> _The task_
Using the data below, copy each line that includes the word "etgv".

> _Material_
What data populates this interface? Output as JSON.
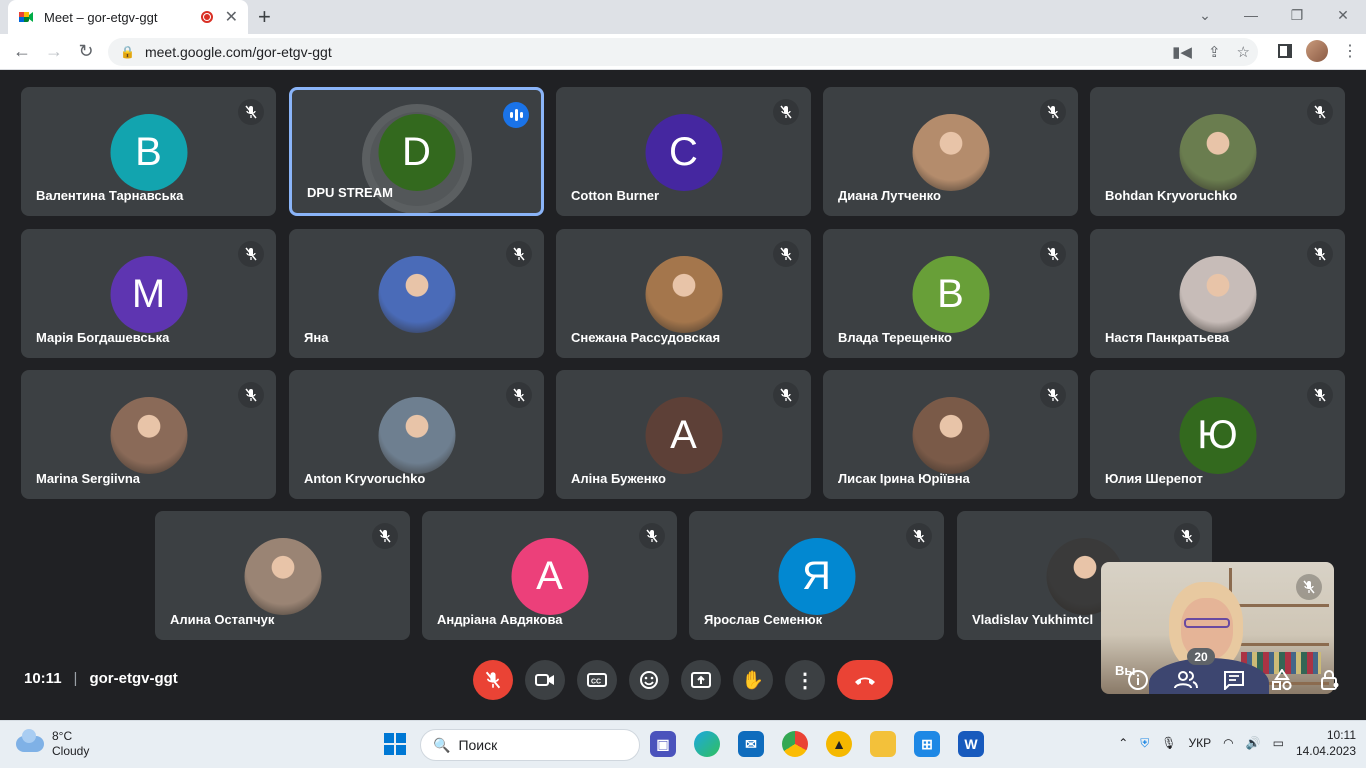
{
  "browser": {
    "tab_title": "Meet – gor-etgv-ggt",
    "url": "meet.google.com/gor-etgv-ggt"
  },
  "tiles": [
    {
      "name": "Валентина Тарнавська",
      "initial": "В",
      "color": "#12a4af"
    },
    {
      "name": "DPU STREAM",
      "initial": "D",
      "color": "#33691e",
      "active": true
    },
    {
      "name": "Cotton Burner",
      "initial": "C",
      "color": "#4527a0"
    },
    {
      "name": "Диана Лутченко",
      "photo": "#b48c6c"
    },
    {
      "name": "Bohdan Kryvoruchko",
      "photo": "#6a7d4f"
    },
    {
      "name": "Марія Богдашевська",
      "initial": "M",
      "color": "#5e35b1"
    },
    {
      "name": "Яна",
      "photo": "#4a6bb8"
    },
    {
      "name": "Снежана Рассудовская",
      "photo": "#a4764c"
    },
    {
      "name": "Влада Терещенко",
      "initial": "B",
      "color": "#689f38"
    },
    {
      "name": "Настя Панкратьева",
      "photo": "#c7bcb8"
    },
    {
      "name": "Marina Sergiivna",
      "photo": "#8a6a58"
    },
    {
      "name": "Anton Kryvoruchko",
      "photo": "#6e7f90"
    },
    {
      "name": "Аліна Буженко",
      "initial": "A",
      "color": "#5d4037"
    },
    {
      "name": "Лисак Ірина Юріївна",
      "photo": "#7a5a48"
    },
    {
      "name": "Юлия Шерепот",
      "initial": "Ю",
      "color": "#33691e"
    },
    {
      "name": "Алина Остапчук",
      "photo": "#9a8474"
    },
    {
      "name": "Андріана Авдякова",
      "initial": "A",
      "color": "#ec407a"
    },
    {
      "name": "Ярослав Семенюк",
      "initial": "Я",
      "color": "#0288d1"
    },
    {
      "name": "Vladislav Yukhimtcl",
      "photo": "#3a3a3a"
    }
  ],
  "self_view": {
    "label": "Вы"
  },
  "meeting": {
    "time": "10:11",
    "code": "gor-etgv-ggt",
    "participants": "20"
  },
  "taskbar": {
    "temp": "8°C",
    "weather": "Cloudy",
    "search": "Поиск",
    "lang": "УКР",
    "time": "10:11",
    "date": "14.04.2023"
  }
}
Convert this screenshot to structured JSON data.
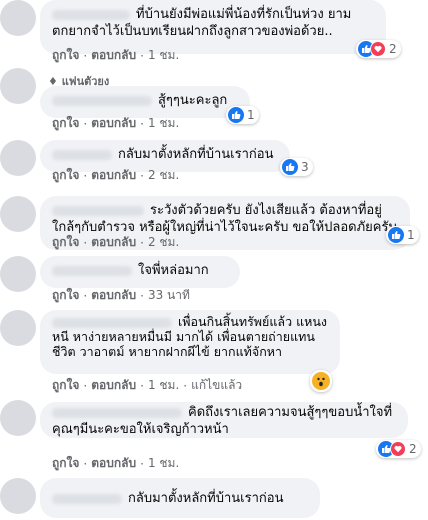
{
  "actions": {
    "like": "ถูกใจ",
    "reply": "ตอบกลับ",
    "edited": "แก้ไขแล้ว",
    "sep": "·"
  },
  "comments": [
    {
      "text": "ที่บ้านยังมีพ่อแม่พี่น้องที่รักเป็นห่วง ยามตกยากจำไว้เป็นบทเรียนฝากถึงลูกสาวของพ่อด้วย..",
      "time": "1 ชม.",
      "reactions": "2",
      "reaction_types": [
        "like",
        "love"
      ]
    },
    {
      "badge": "แฟนตัวยง",
      "text": "สู้ๆๆนะคะลูก",
      "time": "1 ชม.",
      "reactions": "1",
      "reaction_types": [
        "like"
      ]
    },
    {
      "text": "กลับมาตั้งหลักที่บ้านเราก่อน",
      "time": "2 ชม.",
      "reactions": "3",
      "reaction_types": [
        "like"
      ]
    },
    {
      "text": "ระวังตัวด้วยครับ ยังไงเสียแล้ว ต้องหาที่อยู่ใกล้ๆกับตำรวจ หรือผู้ใหญ่ที่น่าไว้ใจนะครับ ขอให้ปลอดภัยครับ",
      "time": "2 ชม.",
      "reactions": "1",
      "reaction_types": [
        "like"
      ]
    },
    {
      "text": "ใจพี่หล่อมาก",
      "time": "33 นาที"
    },
    {
      "text": "เพื่อนกินสิ้นทรัพย์แล้ว แหนงหนี หาง่ายหลายหมื่นมี มากได้ เพื่อนตายถ่ายแทนชีวิต วาอาตม์ หายากฝากผีไข้ ยากแท้จักหา",
      "time": "1 ชม.",
      "reactions": "",
      "reaction_types": [
        "wow"
      ]
    },
    {
      "text": "คิดถึงเราเลยความจนสู้ๆๆขอบน้ำใจที่คุณๆมีนะคะขอให้เจริญก้าวหน้า",
      "time": "1 ชม.",
      "reactions": "2",
      "reaction_types": [
        "like",
        "love"
      ]
    },
    {
      "text": "กลับมาตั้งหลักที่บ้านเราก่อน",
      "time": ""
    }
  ],
  "colors": {
    "accent": "#1877f2",
    "love": "#f33e58",
    "wow": "#f7b125",
    "bubble": "#f0f2f5",
    "meta": "#65676b"
  },
  "icons": {
    "like": "thumbs-up-icon",
    "love": "heart-icon",
    "wow": "wow-face-icon",
    "badge": "diamond-icon"
  }
}
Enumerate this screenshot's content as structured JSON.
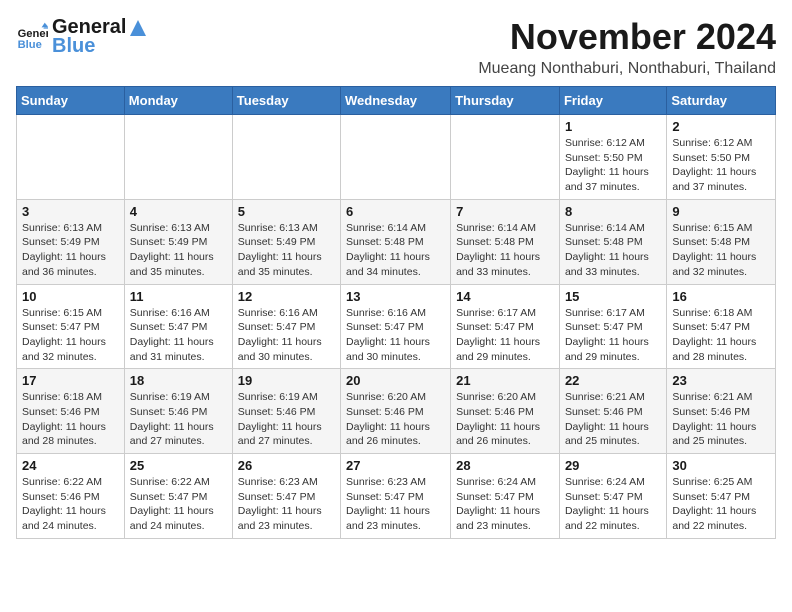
{
  "logo": {
    "line1": "General",
    "line2": "Blue"
  },
  "title": "November 2024",
  "subtitle": "Mueang Nonthaburi, Nonthaburi, Thailand",
  "weekdays": [
    "Sunday",
    "Monday",
    "Tuesday",
    "Wednesday",
    "Thursday",
    "Friday",
    "Saturday"
  ],
  "weeks": [
    [
      {
        "day": "",
        "info": ""
      },
      {
        "day": "",
        "info": ""
      },
      {
        "day": "",
        "info": ""
      },
      {
        "day": "",
        "info": ""
      },
      {
        "day": "",
        "info": ""
      },
      {
        "day": "1",
        "info": "Sunrise: 6:12 AM\nSunset: 5:50 PM\nDaylight: 11 hours\nand 37 minutes."
      },
      {
        "day": "2",
        "info": "Sunrise: 6:12 AM\nSunset: 5:50 PM\nDaylight: 11 hours\nand 37 minutes."
      }
    ],
    [
      {
        "day": "3",
        "info": "Sunrise: 6:13 AM\nSunset: 5:49 PM\nDaylight: 11 hours\nand 36 minutes."
      },
      {
        "day": "4",
        "info": "Sunrise: 6:13 AM\nSunset: 5:49 PM\nDaylight: 11 hours\nand 35 minutes."
      },
      {
        "day": "5",
        "info": "Sunrise: 6:13 AM\nSunset: 5:49 PM\nDaylight: 11 hours\nand 35 minutes."
      },
      {
        "day": "6",
        "info": "Sunrise: 6:14 AM\nSunset: 5:48 PM\nDaylight: 11 hours\nand 34 minutes."
      },
      {
        "day": "7",
        "info": "Sunrise: 6:14 AM\nSunset: 5:48 PM\nDaylight: 11 hours\nand 33 minutes."
      },
      {
        "day": "8",
        "info": "Sunrise: 6:14 AM\nSunset: 5:48 PM\nDaylight: 11 hours\nand 33 minutes."
      },
      {
        "day": "9",
        "info": "Sunrise: 6:15 AM\nSunset: 5:48 PM\nDaylight: 11 hours\nand 32 minutes."
      }
    ],
    [
      {
        "day": "10",
        "info": "Sunrise: 6:15 AM\nSunset: 5:47 PM\nDaylight: 11 hours\nand 32 minutes."
      },
      {
        "day": "11",
        "info": "Sunrise: 6:16 AM\nSunset: 5:47 PM\nDaylight: 11 hours\nand 31 minutes."
      },
      {
        "day": "12",
        "info": "Sunrise: 6:16 AM\nSunset: 5:47 PM\nDaylight: 11 hours\nand 30 minutes."
      },
      {
        "day": "13",
        "info": "Sunrise: 6:16 AM\nSunset: 5:47 PM\nDaylight: 11 hours\nand 30 minutes."
      },
      {
        "day": "14",
        "info": "Sunrise: 6:17 AM\nSunset: 5:47 PM\nDaylight: 11 hours\nand 29 minutes."
      },
      {
        "day": "15",
        "info": "Sunrise: 6:17 AM\nSunset: 5:47 PM\nDaylight: 11 hours\nand 29 minutes."
      },
      {
        "day": "16",
        "info": "Sunrise: 6:18 AM\nSunset: 5:47 PM\nDaylight: 11 hours\nand 28 minutes."
      }
    ],
    [
      {
        "day": "17",
        "info": "Sunrise: 6:18 AM\nSunset: 5:46 PM\nDaylight: 11 hours\nand 28 minutes."
      },
      {
        "day": "18",
        "info": "Sunrise: 6:19 AM\nSunset: 5:46 PM\nDaylight: 11 hours\nand 27 minutes."
      },
      {
        "day": "19",
        "info": "Sunrise: 6:19 AM\nSunset: 5:46 PM\nDaylight: 11 hours\nand 27 minutes."
      },
      {
        "day": "20",
        "info": "Sunrise: 6:20 AM\nSunset: 5:46 PM\nDaylight: 11 hours\nand 26 minutes."
      },
      {
        "day": "21",
        "info": "Sunrise: 6:20 AM\nSunset: 5:46 PM\nDaylight: 11 hours\nand 26 minutes."
      },
      {
        "day": "22",
        "info": "Sunrise: 6:21 AM\nSunset: 5:46 PM\nDaylight: 11 hours\nand 25 minutes."
      },
      {
        "day": "23",
        "info": "Sunrise: 6:21 AM\nSunset: 5:46 PM\nDaylight: 11 hours\nand 25 minutes."
      }
    ],
    [
      {
        "day": "24",
        "info": "Sunrise: 6:22 AM\nSunset: 5:46 PM\nDaylight: 11 hours\nand 24 minutes."
      },
      {
        "day": "25",
        "info": "Sunrise: 6:22 AM\nSunset: 5:47 PM\nDaylight: 11 hours\nand 24 minutes."
      },
      {
        "day": "26",
        "info": "Sunrise: 6:23 AM\nSunset: 5:47 PM\nDaylight: 11 hours\nand 23 minutes."
      },
      {
        "day": "27",
        "info": "Sunrise: 6:23 AM\nSunset: 5:47 PM\nDaylight: 11 hours\nand 23 minutes."
      },
      {
        "day": "28",
        "info": "Sunrise: 6:24 AM\nSunset: 5:47 PM\nDaylight: 11 hours\nand 23 minutes."
      },
      {
        "day": "29",
        "info": "Sunrise: 6:24 AM\nSunset: 5:47 PM\nDaylight: 11 hours\nand 22 minutes."
      },
      {
        "day": "30",
        "info": "Sunrise: 6:25 AM\nSunset: 5:47 PM\nDaylight: 11 hours\nand 22 minutes."
      }
    ]
  ]
}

> _Result for this task_
    "tab_title": "Meet – gor-etgv-ggt",
    "url": "meet.google.com/gor-etgv-ggt"
    "code": "gor-etgv-ggt",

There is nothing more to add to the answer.